— BEGIN Data rows —

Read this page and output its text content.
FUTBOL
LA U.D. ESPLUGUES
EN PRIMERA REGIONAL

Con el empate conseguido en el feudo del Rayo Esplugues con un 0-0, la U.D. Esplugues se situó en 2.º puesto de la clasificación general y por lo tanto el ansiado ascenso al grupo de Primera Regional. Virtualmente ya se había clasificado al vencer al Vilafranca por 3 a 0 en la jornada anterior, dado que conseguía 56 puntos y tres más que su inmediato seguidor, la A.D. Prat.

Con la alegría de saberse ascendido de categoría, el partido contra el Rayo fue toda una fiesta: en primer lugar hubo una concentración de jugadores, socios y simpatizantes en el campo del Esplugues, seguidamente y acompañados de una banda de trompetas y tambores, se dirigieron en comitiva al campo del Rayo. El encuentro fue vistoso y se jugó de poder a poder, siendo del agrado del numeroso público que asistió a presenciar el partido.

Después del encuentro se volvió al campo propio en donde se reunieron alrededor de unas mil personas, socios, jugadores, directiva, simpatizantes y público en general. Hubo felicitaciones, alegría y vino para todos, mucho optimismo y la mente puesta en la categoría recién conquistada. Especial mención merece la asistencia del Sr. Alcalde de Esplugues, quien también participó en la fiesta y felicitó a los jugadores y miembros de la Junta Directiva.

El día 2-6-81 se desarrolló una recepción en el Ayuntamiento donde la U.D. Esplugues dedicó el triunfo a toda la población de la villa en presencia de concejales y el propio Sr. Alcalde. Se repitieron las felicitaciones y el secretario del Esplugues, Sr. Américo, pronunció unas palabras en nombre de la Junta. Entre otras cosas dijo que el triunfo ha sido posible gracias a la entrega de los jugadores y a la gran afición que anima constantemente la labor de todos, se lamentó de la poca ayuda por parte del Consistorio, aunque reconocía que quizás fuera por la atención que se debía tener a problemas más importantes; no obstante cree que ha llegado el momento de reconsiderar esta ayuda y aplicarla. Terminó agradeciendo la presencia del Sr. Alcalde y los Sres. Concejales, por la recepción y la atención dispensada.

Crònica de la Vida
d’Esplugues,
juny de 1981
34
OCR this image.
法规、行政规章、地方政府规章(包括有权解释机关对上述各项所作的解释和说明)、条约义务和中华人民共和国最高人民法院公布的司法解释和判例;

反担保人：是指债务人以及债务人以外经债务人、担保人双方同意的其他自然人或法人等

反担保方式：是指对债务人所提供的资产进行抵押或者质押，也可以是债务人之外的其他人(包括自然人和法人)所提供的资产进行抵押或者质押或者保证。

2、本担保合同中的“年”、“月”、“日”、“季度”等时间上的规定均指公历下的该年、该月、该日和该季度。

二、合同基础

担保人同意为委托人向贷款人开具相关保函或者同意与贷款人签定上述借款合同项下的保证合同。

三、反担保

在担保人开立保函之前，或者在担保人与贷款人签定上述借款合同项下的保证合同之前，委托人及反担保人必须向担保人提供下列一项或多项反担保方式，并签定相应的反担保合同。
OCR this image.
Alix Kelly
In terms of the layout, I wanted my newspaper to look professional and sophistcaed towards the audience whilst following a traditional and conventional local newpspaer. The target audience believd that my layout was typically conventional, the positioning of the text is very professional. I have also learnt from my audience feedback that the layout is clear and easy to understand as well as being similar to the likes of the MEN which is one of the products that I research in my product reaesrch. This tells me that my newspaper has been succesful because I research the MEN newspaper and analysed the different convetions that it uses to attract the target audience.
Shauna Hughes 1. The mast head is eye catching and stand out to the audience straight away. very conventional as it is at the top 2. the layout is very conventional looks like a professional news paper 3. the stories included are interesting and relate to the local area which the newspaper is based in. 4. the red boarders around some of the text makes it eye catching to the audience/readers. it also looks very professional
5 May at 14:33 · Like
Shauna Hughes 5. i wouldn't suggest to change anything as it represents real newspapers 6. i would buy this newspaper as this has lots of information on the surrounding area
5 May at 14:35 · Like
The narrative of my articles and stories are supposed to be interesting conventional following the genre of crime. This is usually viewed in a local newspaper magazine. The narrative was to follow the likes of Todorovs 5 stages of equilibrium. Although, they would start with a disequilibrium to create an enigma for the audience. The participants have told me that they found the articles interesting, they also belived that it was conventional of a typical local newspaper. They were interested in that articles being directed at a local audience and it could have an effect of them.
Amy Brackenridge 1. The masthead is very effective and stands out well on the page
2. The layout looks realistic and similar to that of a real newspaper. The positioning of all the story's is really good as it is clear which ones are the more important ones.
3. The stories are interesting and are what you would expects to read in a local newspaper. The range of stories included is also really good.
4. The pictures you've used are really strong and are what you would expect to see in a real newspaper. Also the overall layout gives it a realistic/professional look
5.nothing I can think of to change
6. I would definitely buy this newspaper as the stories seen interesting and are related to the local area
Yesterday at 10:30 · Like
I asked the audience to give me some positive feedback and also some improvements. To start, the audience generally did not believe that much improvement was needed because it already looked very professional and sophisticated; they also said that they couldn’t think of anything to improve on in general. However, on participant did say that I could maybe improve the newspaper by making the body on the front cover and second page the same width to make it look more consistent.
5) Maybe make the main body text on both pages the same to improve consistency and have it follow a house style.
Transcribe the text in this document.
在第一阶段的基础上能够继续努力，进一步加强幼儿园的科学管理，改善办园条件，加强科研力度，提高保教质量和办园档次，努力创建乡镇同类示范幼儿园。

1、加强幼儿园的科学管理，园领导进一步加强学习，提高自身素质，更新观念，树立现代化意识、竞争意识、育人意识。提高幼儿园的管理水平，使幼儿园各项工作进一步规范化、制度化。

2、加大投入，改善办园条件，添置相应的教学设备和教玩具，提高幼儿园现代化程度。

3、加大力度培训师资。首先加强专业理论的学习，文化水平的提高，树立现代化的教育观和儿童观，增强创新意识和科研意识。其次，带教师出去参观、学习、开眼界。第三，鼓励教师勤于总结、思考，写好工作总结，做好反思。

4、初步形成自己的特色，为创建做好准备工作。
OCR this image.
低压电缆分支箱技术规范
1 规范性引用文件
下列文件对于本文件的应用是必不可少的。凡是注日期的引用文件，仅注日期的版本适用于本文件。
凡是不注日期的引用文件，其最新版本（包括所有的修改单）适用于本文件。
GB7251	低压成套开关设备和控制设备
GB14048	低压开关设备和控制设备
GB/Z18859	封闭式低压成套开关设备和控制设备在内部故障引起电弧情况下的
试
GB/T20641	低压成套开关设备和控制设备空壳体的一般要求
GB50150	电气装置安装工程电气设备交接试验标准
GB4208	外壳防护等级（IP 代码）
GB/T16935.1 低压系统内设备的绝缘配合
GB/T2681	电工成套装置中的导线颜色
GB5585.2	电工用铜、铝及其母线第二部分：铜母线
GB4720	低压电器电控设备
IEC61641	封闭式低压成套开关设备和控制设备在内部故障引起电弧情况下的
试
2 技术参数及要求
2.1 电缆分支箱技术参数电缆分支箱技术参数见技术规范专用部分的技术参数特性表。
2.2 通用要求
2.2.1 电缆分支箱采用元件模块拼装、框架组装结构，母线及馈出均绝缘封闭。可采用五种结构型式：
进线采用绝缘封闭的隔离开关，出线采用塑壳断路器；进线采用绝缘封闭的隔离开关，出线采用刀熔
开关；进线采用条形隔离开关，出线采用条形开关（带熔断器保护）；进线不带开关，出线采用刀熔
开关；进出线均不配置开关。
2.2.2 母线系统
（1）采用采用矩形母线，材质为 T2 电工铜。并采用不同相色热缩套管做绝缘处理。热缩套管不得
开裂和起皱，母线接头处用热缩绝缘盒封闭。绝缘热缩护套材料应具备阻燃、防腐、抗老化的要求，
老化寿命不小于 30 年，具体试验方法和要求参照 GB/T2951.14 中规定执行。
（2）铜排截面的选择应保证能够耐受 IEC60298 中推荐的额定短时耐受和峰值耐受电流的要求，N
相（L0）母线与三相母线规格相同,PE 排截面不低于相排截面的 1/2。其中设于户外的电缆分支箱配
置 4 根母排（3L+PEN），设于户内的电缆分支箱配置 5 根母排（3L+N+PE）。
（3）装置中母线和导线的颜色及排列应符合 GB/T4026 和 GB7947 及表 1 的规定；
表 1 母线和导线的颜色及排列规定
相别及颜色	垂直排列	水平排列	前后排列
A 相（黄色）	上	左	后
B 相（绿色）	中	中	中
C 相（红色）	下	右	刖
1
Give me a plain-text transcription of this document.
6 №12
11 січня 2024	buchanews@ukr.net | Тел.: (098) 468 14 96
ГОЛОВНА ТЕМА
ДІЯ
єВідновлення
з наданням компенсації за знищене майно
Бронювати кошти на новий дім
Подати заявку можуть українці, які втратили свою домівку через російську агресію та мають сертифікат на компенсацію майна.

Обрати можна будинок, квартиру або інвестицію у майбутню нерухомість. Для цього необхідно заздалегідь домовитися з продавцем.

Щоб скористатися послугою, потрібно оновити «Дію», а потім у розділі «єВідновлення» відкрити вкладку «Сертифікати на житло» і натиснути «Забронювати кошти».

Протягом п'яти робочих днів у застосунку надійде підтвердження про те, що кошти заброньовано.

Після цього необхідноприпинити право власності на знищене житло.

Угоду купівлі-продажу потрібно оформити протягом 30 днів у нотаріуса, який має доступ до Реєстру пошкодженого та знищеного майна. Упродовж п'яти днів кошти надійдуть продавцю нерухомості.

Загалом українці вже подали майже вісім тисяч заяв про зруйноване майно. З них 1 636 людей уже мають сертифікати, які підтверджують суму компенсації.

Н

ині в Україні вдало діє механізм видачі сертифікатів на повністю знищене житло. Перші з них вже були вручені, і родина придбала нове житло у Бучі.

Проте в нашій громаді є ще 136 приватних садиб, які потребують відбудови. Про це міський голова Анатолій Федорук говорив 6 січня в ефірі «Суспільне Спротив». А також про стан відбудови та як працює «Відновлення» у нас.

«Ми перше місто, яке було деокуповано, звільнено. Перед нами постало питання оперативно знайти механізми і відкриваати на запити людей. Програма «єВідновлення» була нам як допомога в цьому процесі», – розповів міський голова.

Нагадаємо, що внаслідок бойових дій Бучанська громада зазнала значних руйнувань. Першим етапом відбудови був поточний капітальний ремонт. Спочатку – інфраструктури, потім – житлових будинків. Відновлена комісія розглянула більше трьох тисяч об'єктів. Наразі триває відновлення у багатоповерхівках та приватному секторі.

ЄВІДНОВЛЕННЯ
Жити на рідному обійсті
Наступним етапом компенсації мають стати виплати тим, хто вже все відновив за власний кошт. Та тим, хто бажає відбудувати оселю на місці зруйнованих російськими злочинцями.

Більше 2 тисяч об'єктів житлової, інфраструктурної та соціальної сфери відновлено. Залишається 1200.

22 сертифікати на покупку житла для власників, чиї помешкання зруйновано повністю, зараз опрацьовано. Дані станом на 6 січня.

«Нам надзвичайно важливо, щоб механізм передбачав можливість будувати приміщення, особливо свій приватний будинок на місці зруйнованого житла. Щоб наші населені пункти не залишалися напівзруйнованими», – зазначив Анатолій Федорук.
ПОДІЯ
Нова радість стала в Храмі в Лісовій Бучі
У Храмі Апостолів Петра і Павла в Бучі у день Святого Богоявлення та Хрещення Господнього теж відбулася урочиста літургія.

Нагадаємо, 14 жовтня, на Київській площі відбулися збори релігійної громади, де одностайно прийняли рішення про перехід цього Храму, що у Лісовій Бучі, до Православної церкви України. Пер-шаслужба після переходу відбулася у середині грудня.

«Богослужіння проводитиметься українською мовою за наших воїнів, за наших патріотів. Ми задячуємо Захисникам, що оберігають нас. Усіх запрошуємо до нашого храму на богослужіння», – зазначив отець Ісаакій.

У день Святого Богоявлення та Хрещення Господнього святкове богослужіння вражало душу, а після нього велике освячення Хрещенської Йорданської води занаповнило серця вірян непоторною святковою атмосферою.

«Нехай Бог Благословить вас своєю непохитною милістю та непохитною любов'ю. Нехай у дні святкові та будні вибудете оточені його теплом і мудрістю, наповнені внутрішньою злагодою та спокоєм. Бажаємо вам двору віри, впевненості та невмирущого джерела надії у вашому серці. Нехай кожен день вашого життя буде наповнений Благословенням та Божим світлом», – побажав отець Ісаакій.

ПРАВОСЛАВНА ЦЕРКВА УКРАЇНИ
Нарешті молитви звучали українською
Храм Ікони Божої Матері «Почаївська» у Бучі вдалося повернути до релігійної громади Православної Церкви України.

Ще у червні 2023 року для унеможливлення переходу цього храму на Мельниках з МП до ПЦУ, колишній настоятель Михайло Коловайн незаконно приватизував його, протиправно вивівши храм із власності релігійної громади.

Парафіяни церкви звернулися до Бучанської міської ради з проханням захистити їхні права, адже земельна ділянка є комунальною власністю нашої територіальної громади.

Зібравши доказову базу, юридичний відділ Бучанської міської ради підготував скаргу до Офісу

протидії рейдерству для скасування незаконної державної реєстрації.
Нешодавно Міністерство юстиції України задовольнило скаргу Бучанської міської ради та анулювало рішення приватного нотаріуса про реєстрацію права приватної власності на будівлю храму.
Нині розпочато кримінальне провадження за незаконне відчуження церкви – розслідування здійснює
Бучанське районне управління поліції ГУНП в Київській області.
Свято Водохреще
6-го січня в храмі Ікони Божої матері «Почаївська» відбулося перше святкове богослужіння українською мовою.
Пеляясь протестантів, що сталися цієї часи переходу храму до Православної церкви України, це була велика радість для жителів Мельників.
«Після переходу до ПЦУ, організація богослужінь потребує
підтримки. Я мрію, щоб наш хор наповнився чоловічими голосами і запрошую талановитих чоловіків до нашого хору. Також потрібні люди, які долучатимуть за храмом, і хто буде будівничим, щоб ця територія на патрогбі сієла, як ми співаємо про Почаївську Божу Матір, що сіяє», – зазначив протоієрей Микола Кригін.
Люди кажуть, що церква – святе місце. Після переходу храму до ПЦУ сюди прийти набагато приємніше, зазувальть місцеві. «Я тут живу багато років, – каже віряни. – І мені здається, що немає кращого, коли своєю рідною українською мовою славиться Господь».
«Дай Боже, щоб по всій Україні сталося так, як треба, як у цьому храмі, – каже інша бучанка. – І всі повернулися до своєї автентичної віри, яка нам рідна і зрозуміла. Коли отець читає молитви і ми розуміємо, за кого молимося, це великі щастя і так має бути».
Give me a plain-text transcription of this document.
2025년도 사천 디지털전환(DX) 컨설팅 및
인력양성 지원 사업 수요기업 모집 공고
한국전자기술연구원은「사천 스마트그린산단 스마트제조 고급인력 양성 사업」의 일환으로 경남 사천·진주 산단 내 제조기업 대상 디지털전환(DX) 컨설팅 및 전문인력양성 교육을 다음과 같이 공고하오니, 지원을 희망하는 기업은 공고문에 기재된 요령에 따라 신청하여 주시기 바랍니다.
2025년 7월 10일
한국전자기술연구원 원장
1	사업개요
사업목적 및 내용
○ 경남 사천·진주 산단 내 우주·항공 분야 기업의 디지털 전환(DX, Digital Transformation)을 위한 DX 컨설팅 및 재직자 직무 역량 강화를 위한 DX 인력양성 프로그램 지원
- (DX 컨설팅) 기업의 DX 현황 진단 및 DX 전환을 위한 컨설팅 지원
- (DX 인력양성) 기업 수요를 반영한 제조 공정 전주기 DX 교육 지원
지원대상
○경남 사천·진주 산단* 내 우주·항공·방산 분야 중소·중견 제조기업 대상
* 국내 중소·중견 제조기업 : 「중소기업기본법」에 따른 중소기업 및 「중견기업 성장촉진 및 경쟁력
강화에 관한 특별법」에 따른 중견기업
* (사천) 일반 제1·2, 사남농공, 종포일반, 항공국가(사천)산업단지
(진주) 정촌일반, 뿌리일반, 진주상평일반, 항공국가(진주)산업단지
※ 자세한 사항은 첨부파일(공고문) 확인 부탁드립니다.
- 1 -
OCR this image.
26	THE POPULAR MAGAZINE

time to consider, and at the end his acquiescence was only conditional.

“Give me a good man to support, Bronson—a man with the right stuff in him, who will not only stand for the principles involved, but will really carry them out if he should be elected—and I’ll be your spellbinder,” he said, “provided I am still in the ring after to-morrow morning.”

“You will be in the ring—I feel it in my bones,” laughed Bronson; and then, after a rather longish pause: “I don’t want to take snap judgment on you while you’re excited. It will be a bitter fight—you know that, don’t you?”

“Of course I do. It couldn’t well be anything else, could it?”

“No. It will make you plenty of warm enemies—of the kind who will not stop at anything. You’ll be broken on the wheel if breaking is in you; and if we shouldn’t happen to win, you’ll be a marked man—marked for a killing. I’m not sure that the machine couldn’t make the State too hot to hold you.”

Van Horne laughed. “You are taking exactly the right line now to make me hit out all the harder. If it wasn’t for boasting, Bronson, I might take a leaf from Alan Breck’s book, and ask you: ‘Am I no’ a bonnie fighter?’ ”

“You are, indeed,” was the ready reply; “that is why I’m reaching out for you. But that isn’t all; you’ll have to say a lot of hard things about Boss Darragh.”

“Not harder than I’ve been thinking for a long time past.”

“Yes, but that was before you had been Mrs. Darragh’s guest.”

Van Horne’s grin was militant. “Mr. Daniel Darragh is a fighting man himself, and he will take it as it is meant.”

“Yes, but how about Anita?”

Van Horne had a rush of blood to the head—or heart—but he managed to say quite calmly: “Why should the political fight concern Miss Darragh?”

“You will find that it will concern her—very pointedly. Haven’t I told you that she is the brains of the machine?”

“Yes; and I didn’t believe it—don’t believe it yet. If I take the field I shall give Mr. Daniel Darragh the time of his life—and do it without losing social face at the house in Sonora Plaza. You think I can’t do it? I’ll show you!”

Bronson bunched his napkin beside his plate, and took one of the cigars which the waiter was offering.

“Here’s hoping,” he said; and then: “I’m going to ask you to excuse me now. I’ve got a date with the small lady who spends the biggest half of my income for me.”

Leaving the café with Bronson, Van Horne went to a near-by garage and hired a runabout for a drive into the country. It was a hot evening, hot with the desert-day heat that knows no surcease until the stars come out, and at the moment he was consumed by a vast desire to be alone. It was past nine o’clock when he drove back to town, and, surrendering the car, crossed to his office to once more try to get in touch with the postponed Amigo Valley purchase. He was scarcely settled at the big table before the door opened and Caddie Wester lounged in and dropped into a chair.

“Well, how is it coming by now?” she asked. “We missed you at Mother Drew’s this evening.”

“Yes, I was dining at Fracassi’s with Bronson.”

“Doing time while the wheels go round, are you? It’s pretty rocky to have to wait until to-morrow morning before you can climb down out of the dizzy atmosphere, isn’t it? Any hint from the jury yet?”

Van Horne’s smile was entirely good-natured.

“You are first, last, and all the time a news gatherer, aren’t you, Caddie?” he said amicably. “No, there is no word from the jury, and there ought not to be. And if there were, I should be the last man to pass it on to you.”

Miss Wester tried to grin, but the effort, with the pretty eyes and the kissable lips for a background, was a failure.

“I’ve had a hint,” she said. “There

— END Data rows —

Check each line of the data above for the string "time", then report how many lines have it, with no other words.

The completed task. 5